**OBJECTIVE**
Return the lines below that carry the word "counts".

(Items from a figure collection)
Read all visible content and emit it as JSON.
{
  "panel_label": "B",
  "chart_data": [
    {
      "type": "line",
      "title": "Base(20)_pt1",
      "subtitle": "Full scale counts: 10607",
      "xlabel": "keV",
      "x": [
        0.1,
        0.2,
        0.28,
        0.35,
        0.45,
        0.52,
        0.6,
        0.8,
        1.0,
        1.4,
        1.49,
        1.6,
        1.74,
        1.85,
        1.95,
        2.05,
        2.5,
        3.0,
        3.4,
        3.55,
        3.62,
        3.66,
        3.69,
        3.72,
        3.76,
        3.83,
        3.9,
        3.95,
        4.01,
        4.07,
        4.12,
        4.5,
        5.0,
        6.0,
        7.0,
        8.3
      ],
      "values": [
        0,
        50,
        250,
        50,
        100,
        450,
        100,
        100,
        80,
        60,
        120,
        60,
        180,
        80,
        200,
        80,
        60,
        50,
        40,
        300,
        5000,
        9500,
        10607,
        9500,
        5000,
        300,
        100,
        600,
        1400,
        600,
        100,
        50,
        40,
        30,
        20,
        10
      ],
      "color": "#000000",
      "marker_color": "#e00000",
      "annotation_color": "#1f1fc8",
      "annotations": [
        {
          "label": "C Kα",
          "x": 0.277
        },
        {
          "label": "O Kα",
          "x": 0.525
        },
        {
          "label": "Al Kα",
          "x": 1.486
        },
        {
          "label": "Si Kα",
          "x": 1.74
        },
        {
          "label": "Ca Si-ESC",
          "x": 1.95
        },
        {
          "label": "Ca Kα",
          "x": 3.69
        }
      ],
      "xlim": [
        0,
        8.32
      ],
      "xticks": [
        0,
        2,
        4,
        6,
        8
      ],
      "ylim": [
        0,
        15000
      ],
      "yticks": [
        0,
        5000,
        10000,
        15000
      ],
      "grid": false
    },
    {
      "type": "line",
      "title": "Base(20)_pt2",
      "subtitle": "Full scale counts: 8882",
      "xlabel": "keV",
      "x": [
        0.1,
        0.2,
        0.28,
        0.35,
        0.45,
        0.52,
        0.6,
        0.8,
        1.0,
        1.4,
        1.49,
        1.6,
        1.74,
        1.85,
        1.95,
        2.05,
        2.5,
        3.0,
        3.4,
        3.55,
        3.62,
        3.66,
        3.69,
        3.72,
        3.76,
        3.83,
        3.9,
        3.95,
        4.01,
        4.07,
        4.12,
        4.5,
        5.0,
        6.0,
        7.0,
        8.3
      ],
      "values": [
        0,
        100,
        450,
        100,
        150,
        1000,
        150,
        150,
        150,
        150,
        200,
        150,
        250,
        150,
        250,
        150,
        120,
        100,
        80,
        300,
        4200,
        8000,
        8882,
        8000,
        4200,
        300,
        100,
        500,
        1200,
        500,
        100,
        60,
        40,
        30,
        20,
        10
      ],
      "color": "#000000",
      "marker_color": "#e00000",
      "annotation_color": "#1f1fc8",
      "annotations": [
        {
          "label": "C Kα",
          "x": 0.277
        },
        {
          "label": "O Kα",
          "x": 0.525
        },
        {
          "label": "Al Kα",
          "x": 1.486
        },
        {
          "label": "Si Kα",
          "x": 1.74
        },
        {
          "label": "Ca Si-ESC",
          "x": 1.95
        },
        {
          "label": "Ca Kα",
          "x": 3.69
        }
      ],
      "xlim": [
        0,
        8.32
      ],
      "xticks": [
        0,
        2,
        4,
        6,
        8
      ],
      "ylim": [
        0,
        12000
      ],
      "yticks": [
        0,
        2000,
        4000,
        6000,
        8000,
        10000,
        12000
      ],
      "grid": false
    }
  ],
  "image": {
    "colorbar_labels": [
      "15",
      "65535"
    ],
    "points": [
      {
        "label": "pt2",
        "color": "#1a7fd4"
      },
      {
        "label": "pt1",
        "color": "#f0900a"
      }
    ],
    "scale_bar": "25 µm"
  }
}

**EXERCISE SOLUTION**
      "subtitle": "Full scale counts: 10607",
      "subtitle": "Full scale counts: 8882",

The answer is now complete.